[Begin]

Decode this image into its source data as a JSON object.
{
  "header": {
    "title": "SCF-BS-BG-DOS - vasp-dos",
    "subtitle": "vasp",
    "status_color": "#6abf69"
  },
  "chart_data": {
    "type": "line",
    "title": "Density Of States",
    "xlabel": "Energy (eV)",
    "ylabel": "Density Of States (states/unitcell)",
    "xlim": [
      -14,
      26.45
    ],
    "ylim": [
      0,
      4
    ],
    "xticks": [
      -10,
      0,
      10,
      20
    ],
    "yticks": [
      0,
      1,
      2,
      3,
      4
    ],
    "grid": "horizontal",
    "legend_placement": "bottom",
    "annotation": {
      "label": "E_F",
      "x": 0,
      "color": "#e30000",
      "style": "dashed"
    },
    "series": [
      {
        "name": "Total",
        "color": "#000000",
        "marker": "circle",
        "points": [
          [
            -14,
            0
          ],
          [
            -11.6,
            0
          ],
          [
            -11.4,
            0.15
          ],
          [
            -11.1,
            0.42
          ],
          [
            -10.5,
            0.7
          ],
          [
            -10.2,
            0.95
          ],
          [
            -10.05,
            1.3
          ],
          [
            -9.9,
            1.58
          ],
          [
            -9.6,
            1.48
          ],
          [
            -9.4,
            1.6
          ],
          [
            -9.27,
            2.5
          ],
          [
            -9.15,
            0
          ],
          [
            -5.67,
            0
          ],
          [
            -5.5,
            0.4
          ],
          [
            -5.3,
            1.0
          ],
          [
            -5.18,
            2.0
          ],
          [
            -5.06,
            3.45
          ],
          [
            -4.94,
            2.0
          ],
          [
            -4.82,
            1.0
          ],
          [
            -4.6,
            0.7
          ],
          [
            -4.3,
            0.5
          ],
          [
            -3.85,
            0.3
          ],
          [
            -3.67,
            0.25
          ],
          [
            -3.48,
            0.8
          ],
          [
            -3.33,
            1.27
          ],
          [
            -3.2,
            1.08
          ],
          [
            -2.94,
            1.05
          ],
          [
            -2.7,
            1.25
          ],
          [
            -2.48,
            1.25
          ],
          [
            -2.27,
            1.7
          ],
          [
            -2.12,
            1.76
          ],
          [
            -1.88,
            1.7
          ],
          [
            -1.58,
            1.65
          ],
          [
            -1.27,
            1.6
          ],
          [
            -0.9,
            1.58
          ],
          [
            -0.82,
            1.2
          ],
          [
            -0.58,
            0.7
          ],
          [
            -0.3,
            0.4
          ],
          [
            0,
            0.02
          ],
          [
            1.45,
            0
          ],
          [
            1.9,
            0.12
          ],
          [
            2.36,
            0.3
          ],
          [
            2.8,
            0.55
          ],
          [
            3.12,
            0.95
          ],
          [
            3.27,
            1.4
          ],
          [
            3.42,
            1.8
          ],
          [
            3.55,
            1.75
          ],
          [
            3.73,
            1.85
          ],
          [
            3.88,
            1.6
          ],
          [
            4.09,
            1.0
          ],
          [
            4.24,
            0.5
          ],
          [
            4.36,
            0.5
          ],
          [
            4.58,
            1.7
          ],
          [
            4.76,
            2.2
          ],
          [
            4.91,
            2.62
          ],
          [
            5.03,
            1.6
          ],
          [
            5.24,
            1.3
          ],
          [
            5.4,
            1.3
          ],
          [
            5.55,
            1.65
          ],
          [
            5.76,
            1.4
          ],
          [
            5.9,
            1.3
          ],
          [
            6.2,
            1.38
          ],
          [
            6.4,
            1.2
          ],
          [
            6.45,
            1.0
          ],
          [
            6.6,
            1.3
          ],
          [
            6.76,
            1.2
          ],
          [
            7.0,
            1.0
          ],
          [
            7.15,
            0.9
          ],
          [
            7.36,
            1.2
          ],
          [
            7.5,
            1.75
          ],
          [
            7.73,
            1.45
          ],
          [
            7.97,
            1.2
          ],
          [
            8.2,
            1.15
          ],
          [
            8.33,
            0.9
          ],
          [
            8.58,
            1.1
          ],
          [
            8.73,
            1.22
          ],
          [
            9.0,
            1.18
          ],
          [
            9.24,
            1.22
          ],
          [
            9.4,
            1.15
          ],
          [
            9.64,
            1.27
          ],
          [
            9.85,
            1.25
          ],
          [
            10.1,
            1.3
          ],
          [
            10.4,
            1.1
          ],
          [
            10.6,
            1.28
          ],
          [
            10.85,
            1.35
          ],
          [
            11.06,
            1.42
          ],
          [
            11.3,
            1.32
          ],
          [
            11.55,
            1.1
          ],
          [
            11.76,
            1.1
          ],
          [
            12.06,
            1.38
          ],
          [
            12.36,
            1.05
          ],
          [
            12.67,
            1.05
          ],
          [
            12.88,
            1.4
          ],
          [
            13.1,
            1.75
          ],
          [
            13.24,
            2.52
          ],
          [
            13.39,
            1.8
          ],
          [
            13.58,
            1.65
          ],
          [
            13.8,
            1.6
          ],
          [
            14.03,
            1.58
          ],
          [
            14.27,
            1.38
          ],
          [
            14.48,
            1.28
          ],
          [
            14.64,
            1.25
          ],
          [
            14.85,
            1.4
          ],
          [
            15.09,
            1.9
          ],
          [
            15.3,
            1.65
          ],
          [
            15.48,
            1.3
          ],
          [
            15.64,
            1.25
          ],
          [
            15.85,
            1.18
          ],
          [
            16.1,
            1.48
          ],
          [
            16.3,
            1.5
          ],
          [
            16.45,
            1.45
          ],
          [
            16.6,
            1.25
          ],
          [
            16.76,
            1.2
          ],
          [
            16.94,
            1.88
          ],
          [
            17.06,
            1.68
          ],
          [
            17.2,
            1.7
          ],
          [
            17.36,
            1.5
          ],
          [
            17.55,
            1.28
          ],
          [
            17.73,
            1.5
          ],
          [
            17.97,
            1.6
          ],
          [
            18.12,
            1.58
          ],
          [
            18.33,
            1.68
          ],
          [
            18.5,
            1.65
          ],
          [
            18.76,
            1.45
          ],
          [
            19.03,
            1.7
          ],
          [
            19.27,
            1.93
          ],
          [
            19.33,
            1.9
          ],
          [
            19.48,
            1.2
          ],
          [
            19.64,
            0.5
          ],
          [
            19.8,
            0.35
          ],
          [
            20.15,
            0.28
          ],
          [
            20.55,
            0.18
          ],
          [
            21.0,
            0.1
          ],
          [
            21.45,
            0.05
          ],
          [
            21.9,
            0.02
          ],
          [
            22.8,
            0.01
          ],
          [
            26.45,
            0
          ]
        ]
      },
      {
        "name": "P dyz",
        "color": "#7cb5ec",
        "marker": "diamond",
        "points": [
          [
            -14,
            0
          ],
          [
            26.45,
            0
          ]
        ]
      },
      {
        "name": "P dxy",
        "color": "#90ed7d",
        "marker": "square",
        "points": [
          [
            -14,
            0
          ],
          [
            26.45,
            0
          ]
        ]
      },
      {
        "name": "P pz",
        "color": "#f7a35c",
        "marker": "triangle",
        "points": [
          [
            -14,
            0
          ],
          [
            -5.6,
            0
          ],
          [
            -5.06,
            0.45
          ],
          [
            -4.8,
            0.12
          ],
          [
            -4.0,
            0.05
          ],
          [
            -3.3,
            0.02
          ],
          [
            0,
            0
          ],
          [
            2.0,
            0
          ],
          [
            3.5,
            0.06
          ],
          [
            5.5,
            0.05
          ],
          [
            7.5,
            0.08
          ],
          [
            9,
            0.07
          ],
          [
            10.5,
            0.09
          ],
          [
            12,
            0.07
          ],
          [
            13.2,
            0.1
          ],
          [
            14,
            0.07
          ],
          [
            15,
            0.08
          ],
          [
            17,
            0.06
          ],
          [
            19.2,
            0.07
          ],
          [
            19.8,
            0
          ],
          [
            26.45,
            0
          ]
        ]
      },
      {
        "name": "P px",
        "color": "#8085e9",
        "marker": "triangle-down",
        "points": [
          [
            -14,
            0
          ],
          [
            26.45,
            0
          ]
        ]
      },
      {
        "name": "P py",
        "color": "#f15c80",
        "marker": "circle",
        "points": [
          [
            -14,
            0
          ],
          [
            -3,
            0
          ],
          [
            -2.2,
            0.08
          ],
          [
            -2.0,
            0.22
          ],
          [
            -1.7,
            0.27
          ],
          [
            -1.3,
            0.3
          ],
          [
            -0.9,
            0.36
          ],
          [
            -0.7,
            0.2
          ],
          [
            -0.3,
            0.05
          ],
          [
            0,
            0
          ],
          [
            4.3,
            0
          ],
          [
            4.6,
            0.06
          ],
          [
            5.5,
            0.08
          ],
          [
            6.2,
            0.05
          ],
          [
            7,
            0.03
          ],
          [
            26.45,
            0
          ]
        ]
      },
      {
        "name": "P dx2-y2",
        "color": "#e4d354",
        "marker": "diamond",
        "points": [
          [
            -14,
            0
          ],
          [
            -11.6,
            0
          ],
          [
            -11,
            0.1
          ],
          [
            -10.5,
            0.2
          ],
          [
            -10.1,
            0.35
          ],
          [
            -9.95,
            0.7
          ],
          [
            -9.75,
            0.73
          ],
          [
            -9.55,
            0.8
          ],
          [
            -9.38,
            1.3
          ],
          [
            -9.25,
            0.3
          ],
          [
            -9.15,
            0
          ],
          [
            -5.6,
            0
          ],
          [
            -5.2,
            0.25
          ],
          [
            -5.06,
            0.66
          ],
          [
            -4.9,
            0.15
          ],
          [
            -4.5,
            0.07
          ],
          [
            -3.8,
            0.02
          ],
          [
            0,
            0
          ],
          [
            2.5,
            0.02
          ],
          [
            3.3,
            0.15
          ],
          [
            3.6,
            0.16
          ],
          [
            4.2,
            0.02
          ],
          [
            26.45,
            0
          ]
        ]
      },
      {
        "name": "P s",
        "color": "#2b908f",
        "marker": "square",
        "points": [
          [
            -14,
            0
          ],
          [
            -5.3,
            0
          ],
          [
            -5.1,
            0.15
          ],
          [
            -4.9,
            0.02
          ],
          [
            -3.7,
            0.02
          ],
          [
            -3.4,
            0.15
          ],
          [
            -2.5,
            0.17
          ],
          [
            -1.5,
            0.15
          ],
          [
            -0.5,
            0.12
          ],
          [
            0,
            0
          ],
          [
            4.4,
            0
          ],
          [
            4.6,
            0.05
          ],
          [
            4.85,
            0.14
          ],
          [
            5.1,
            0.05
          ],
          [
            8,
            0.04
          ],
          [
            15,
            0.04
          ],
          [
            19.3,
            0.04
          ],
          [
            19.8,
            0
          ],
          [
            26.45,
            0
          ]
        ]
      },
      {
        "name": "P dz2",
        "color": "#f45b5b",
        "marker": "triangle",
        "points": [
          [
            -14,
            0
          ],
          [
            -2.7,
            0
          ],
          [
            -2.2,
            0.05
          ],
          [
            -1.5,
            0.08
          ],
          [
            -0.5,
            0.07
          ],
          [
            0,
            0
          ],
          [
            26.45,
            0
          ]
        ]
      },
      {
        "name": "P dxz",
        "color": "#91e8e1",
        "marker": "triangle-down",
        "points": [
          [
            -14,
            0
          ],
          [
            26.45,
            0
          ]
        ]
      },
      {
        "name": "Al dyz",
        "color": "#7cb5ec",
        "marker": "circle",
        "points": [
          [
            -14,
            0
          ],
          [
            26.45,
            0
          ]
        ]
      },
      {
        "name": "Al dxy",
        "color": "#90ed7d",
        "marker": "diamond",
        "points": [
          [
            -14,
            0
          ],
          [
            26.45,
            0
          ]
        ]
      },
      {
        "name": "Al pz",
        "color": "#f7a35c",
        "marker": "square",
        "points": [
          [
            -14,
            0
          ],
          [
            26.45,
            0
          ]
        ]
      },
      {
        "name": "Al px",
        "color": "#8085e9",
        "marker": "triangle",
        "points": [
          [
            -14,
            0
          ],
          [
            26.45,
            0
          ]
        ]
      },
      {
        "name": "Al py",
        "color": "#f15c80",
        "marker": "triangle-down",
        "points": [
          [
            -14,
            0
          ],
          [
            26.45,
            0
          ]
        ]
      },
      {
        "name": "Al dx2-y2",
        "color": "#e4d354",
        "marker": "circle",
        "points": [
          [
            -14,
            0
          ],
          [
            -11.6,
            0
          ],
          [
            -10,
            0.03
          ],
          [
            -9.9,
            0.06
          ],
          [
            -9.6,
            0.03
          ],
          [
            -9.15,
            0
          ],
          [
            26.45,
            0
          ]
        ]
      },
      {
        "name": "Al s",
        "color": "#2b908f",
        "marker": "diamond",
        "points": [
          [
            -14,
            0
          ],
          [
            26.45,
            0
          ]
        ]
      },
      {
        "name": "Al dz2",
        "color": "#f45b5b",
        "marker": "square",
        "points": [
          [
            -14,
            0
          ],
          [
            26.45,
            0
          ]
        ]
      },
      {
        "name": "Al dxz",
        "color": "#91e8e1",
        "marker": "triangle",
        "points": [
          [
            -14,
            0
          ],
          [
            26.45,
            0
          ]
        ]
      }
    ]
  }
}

[End]

Required task | In the data above, how many lines contain the string "vasp"? Answer with the number only.

Output of the exercise | 2